Information provided:
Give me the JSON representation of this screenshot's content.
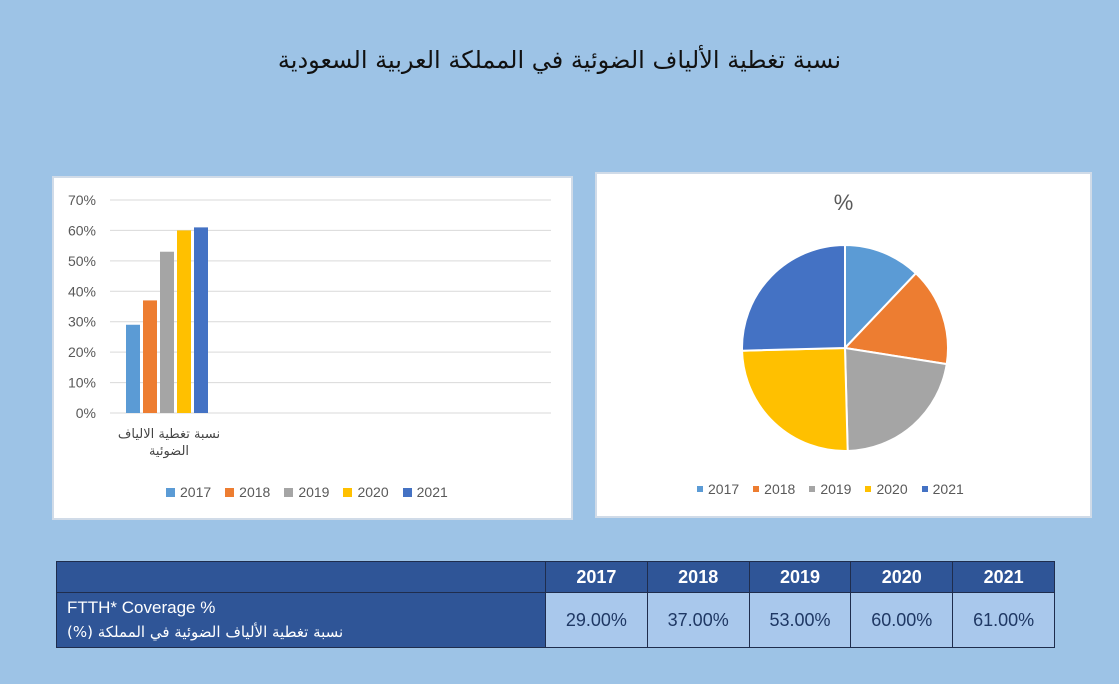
{
  "title": "نسبة تغطية الألياف الضوئية في المملكة العربية السعودية",
  "colors": {
    "2017": "#5b9bd5",
    "2018": "#ed7d31",
    "2019": "#a5a5a5",
    "2020": "#ffc000",
    "2021": "#4472c4",
    "background": "#9dc3e6",
    "table_header": "#2f5597",
    "table_cell": "#a9c8ec"
  },
  "chart_data": [
    {
      "type": "bar",
      "categories": [
        "نسبة تغطية الالياف الضوئية"
      ],
      "series": [
        {
          "name": "2017",
          "values": [
            29
          ]
        },
        {
          "name": "2018",
          "values": [
            37
          ]
        },
        {
          "name": "2019",
          "values": [
            53
          ]
        },
        {
          "name": "2020",
          "values": [
            60
          ]
        },
        {
          "name": "2021",
          "values": [
            61
          ]
        }
      ],
      "y_ticks": [
        "0%",
        "10%",
        "20%",
        "30%",
        "40%",
        "50%",
        "60%",
        "70%"
      ],
      "ylim": [
        0,
        70
      ],
      "grid": true,
      "legend": "bottom"
    },
    {
      "type": "pie",
      "title": "%",
      "labels": [
        "2017",
        "2018",
        "2019",
        "2020",
        "2021"
      ],
      "values": [
        29,
        37,
        53,
        60,
        61
      ],
      "legend": "bottom"
    }
  ],
  "table": {
    "headers": [
      "2017",
      "2018",
      "2019",
      "2020",
      "2021"
    ],
    "row_label_en": "FTTH* Coverage %",
    "row_label_ar": "نسبة تغطية الألياف الضوئية في المملكة (%)",
    "values": [
      "29.00%",
      "37.00%",
      "53.00%",
      "60.00%",
      "61.00%"
    ]
  }
}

Exercise instructions:
Search the listing for the string "name". Copy each line where it turns up.

Answer:
          "name": "2017",
          "name": "2018",
          "name": "2019",
          "name": "2020",
          "name": "2021",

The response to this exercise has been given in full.